[Records from a collection of figures]
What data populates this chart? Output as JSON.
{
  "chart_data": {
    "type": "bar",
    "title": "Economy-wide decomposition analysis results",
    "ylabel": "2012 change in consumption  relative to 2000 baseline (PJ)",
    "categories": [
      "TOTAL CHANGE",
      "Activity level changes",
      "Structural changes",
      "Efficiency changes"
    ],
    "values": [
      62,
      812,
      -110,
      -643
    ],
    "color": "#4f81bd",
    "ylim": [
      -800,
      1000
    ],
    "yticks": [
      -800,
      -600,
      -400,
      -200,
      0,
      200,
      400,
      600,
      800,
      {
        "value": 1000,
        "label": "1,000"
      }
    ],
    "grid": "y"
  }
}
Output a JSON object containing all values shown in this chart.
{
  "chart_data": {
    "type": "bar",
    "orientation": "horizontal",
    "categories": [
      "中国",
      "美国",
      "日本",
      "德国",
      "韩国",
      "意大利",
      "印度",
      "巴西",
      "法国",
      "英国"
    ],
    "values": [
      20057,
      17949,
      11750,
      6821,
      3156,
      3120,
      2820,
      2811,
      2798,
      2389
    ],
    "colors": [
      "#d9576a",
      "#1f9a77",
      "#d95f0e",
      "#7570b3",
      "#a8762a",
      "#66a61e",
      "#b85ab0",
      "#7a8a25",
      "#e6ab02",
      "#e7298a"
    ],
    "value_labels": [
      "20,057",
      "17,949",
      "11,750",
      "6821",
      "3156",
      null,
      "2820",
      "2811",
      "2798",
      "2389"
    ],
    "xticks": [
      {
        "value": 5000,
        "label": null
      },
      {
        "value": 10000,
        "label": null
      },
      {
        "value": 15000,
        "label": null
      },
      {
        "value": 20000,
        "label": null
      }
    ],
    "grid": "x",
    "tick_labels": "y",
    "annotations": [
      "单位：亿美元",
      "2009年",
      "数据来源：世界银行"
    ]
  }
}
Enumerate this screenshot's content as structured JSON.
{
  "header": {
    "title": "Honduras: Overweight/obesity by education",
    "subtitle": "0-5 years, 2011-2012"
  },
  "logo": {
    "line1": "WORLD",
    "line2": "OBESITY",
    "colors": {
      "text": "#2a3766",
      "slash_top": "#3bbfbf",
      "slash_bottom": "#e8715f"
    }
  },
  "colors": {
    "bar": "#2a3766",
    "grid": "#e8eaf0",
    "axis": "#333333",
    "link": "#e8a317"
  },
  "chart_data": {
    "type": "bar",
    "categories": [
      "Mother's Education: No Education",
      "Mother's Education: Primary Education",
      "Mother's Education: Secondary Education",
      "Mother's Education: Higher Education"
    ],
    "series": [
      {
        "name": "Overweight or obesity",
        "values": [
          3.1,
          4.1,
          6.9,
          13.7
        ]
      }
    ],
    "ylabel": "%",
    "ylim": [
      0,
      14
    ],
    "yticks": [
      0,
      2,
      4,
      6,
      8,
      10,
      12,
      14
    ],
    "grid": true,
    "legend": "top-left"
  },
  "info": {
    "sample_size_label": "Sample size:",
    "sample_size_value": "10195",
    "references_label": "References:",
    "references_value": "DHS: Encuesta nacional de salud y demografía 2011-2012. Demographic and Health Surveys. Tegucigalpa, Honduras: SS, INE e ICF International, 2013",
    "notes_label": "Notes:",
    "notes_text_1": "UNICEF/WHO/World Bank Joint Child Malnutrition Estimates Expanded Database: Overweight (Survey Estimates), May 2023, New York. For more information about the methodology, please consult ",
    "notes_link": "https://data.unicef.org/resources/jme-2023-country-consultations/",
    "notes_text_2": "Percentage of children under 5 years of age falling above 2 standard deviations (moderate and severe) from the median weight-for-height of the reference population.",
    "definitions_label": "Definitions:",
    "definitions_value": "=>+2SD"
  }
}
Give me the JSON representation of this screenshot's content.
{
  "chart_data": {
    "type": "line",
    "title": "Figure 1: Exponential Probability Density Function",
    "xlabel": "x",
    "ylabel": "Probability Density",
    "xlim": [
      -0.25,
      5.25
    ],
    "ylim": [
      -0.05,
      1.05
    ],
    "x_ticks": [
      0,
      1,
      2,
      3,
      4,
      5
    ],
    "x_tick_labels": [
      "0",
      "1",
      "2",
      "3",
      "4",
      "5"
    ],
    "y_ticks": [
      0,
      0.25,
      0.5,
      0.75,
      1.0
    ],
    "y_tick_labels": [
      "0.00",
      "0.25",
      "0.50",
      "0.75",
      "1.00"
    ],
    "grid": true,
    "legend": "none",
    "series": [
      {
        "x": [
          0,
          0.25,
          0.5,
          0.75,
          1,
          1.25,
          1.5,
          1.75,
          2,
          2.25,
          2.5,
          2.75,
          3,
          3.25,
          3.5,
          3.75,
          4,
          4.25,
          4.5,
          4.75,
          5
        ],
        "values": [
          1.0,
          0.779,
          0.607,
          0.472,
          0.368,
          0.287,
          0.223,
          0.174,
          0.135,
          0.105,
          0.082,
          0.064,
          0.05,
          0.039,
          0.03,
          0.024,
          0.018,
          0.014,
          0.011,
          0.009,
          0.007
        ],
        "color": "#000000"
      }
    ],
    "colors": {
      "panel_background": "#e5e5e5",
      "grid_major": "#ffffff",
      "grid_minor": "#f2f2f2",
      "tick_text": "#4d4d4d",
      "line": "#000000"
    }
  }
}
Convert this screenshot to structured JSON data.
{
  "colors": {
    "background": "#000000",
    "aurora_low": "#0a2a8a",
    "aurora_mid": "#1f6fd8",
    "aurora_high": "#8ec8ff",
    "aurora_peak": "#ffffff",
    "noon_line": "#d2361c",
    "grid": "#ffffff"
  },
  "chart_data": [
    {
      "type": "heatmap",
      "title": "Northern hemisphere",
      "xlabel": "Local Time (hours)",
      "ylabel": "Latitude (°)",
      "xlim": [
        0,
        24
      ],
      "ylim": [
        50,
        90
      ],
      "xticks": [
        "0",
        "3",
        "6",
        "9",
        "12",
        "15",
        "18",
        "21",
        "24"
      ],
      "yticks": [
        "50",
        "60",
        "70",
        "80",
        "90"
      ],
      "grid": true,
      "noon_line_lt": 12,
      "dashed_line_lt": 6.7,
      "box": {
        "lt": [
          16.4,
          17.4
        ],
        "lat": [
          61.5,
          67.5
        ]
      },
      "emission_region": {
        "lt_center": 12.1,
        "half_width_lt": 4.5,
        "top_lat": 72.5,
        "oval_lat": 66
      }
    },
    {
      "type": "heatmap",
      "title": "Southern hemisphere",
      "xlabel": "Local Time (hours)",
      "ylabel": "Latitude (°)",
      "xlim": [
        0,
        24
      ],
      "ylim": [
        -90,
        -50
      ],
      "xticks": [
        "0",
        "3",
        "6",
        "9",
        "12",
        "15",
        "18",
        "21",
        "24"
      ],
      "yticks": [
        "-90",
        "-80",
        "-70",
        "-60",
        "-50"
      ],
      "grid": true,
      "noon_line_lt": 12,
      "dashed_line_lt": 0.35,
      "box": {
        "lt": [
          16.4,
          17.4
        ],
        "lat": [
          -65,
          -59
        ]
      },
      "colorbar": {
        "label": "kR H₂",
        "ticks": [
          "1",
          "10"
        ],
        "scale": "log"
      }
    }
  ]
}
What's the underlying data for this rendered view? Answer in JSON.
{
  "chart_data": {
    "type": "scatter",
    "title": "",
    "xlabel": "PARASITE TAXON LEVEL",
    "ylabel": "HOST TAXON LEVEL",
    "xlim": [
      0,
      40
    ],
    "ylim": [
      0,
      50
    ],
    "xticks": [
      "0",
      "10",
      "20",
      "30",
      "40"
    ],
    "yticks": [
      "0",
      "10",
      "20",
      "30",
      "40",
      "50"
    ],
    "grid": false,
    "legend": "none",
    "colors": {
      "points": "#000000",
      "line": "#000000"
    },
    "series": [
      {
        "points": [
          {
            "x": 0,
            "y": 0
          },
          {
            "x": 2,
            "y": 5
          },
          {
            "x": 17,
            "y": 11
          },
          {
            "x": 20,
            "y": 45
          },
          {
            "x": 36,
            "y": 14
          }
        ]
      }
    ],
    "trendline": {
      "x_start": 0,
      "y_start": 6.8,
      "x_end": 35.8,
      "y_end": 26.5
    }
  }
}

• [Task directions]: Return, from the data, each line that has the word "content" in it.

• [Final answer]:
Enumerate this screenshot's content as structured JSON.
Give me the JSON representation of this screenshot's content.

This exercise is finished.